== Supplied information ==

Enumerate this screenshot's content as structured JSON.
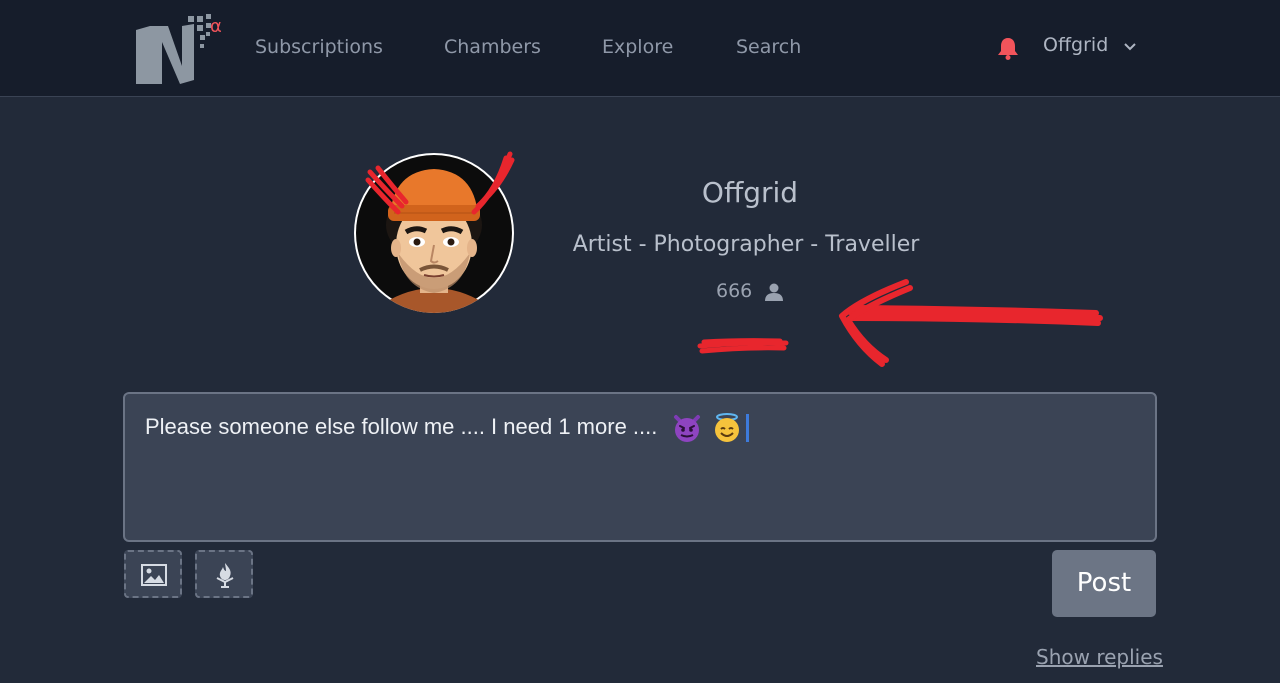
{
  "nav": {
    "logo_superscript": "α",
    "links": [
      "Subscriptions",
      "Chambers",
      "Explore",
      "Search"
    ],
    "username": "Offgrid",
    "icons": {
      "bell": "bell-icon",
      "chevron": "chevron-down-icon"
    }
  },
  "profile": {
    "name": "Offgrid",
    "bio": "Artist - Photographer - Traveller",
    "followers": "666"
  },
  "composer": {
    "text": "Please someone else follow me .... I need 1 more .... ",
    "emojis": [
      "smiling-imp",
      "smiling-face-with-halo"
    ]
  },
  "toolbar": {
    "image_icon": "image-icon",
    "flame_icon": "flame-icon",
    "post_label": "Post"
  },
  "footer": {
    "show_replies": "Show replies"
  },
  "colors": {
    "background": "#222a39",
    "navbar": "#161d2b",
    "accent_red": "#f2545b",
    "annotation_red": "#e8262d",
    "button_gray": "#6c7585"
  }
}
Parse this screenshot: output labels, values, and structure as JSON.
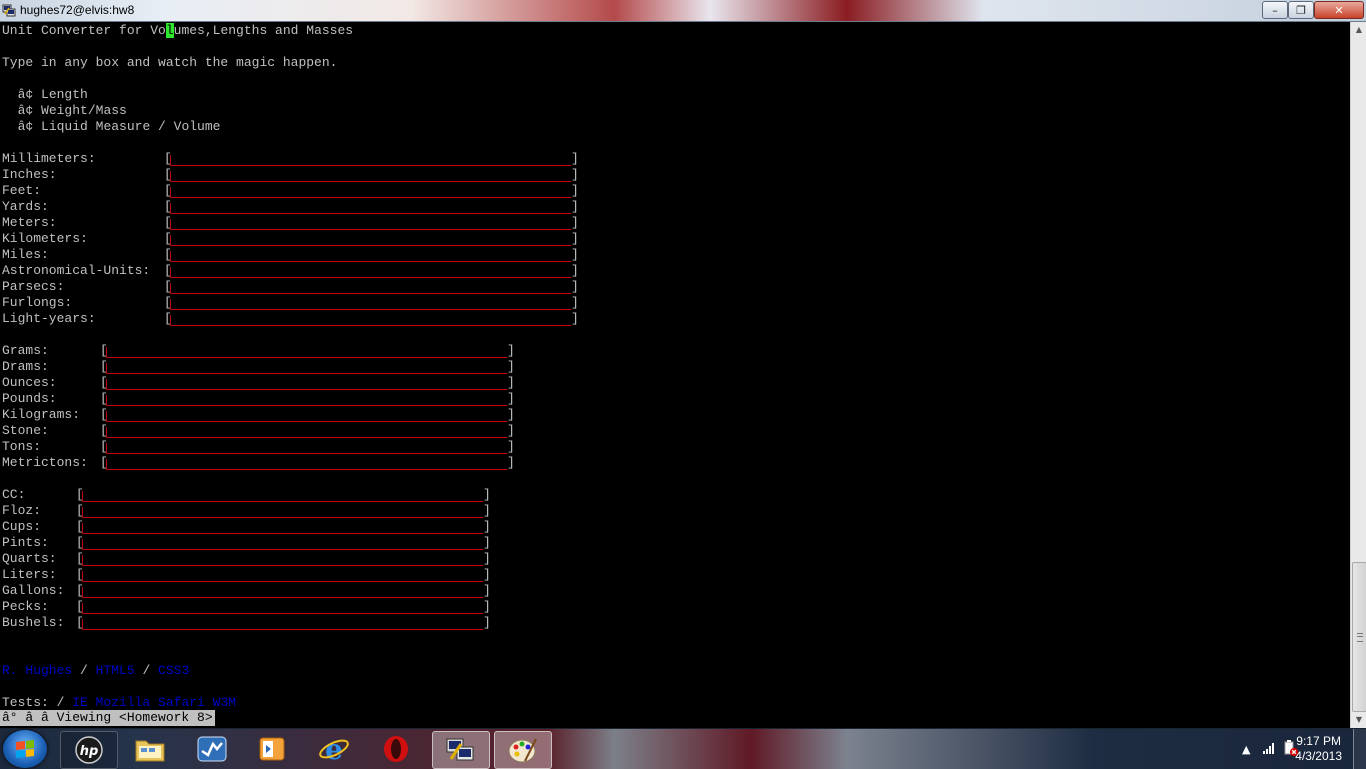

===

**Written request:** Quote each entry above verbatim and drop the pictures.

**Result of the exercise:**
Enumerate this screenshot's content as structured JSON.
{
  "nav": {
    "logo_superscript": "α",
    "links": [
      "Subscriptions",
      "Chambers",
      "Explore",
      "Search"
    ],
    "username": "Offgrid",
    "icons": {
      "bell": "bell-icon",
      "chevron": "chevron-down-icon"
    }
  },
  "profile": {
    "name": "Offgrid",
    "bio": "Artist - Photographer - Traveller",
    "followers": "666"
  },
  "composer": {
    "text": "Please someone else follow me .... I need 1 more .... ",
    "emojis": [
      "smiling-imp",
      "smiling-face-with-halo"
    ]
  },
  "toolbar": {
    "image_icon": "image-icon",
    "flame_icon": "flame-icon",
    "post_label": "Post"
  },
  "footer": {
    "show_replies": "Show replies"
  },
  "colors": {
    "background": "#222a39",
    "navbar": "#161d2b",
    "accent_red": "#f2545b",
    "annotation_red": "#e8262d",
    "button_gray": "#6c7585"
  }
}
Parse this screenshot: output labels, values, and structure as JSON.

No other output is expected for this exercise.